### [WHAT TO WORK ON]
Which lines in the records below contain the word "Oqimning"? Copy each of them.

### [SUPPLIED RECORDS]
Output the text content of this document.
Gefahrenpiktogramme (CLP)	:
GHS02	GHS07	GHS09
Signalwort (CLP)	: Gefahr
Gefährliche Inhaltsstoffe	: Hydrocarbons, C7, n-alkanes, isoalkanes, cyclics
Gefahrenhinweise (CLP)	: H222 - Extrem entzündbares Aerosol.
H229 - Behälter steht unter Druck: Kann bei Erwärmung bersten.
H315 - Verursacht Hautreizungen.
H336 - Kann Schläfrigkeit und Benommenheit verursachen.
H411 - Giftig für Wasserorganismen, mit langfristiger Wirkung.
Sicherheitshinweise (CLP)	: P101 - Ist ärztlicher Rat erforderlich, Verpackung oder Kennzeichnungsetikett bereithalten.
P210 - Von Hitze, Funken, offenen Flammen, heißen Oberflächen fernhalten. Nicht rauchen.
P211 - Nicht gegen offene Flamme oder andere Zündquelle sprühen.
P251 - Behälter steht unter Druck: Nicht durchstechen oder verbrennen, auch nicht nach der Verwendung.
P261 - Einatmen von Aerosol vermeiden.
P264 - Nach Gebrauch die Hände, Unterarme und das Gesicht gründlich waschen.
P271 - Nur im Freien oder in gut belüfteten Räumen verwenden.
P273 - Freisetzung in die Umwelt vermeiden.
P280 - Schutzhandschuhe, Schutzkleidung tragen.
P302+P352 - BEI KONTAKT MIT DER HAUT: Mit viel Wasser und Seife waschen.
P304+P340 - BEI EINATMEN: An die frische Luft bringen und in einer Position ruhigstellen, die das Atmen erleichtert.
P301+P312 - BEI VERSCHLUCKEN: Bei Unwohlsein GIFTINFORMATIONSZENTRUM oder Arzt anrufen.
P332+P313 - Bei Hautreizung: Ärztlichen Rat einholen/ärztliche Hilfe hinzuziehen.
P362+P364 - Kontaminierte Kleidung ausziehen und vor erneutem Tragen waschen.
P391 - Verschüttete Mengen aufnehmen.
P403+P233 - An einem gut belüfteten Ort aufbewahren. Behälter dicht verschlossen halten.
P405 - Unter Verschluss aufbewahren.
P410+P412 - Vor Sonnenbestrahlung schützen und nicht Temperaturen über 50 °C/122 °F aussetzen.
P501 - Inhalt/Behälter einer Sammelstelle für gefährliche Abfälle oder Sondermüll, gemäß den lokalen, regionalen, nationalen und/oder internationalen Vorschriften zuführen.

--

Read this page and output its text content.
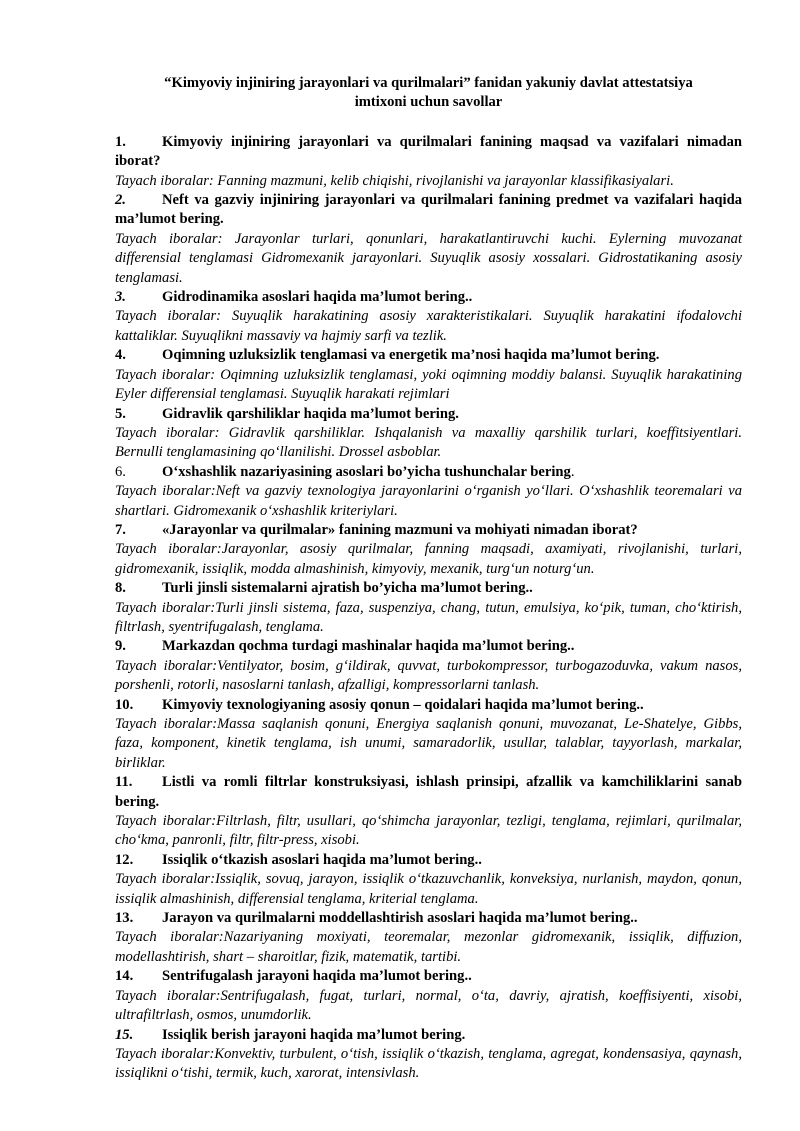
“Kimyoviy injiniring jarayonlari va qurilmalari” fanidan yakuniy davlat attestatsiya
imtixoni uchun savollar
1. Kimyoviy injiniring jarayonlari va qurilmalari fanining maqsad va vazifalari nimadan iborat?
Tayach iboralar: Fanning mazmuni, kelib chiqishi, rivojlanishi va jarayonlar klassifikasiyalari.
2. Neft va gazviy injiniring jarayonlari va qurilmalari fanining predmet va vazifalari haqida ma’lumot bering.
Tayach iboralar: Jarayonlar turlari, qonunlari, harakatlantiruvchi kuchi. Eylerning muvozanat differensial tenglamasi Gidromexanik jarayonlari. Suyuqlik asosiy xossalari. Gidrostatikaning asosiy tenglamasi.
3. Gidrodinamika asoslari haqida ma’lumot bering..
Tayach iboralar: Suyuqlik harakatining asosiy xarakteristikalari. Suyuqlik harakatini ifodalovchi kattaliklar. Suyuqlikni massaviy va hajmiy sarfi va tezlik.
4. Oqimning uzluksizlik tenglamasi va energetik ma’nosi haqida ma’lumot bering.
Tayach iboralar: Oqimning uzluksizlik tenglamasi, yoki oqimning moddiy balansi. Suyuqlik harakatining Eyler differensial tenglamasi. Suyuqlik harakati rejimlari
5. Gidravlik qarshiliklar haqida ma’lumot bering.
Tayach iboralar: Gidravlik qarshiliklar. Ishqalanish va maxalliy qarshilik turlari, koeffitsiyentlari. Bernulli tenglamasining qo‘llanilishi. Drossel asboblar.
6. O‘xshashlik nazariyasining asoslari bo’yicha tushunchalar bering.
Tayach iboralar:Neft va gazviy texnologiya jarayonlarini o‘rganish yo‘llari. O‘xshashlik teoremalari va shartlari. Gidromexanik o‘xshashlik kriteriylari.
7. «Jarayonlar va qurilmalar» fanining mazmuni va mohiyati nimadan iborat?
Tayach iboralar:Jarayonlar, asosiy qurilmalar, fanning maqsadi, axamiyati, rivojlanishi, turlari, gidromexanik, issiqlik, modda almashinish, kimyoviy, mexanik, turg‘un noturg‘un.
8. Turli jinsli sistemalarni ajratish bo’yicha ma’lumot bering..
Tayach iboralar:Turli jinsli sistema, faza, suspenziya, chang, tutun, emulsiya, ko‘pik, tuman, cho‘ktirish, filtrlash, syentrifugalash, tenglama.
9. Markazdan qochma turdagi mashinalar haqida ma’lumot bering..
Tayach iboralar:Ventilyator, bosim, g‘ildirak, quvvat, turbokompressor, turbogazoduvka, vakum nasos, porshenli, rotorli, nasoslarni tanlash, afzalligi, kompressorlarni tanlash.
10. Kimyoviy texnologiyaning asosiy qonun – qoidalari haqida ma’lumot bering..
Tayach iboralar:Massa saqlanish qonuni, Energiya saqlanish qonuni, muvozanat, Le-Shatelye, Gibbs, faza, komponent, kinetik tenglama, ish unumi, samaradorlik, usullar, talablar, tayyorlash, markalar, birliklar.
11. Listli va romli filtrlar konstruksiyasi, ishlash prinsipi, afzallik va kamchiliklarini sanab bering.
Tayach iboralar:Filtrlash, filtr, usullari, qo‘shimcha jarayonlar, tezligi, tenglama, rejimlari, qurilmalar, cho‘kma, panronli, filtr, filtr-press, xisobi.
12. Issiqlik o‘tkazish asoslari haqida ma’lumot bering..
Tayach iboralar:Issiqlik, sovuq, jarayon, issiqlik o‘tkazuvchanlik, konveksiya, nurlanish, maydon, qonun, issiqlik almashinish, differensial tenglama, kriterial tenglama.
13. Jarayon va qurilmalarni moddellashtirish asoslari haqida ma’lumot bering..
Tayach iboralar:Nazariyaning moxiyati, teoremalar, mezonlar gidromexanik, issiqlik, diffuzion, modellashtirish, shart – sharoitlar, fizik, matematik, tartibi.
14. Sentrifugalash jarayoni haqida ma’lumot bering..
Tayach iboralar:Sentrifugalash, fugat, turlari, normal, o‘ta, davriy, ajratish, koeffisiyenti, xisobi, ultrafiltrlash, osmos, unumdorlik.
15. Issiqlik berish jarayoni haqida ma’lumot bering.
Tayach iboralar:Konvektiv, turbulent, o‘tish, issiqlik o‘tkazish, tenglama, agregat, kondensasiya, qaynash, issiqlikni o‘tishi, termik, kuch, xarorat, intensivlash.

...

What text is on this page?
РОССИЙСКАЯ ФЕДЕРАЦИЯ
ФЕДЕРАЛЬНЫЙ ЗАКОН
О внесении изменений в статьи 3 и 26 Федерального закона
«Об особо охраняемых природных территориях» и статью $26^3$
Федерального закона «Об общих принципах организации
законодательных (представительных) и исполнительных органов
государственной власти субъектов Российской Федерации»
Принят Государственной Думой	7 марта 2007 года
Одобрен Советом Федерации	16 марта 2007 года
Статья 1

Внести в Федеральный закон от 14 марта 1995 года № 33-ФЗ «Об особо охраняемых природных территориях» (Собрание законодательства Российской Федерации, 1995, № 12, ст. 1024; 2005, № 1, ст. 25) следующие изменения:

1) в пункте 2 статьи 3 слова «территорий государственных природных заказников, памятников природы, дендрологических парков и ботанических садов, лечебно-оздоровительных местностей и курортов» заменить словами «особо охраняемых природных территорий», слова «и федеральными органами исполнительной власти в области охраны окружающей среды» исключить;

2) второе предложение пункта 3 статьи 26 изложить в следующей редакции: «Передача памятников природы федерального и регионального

### [THE OUTPUT]
4. Oqimning uzluksizlik tenglamasi va energetik ma’nosi haqida ma’lumot bering.
Tayach iboralar: Oqimning uzluksizlik tenglamasi, yoki oqimning moddiy balansi. Suyuqlik harakatining Eyler differensial tenglamasi. Suyuqlik harakati rejimlari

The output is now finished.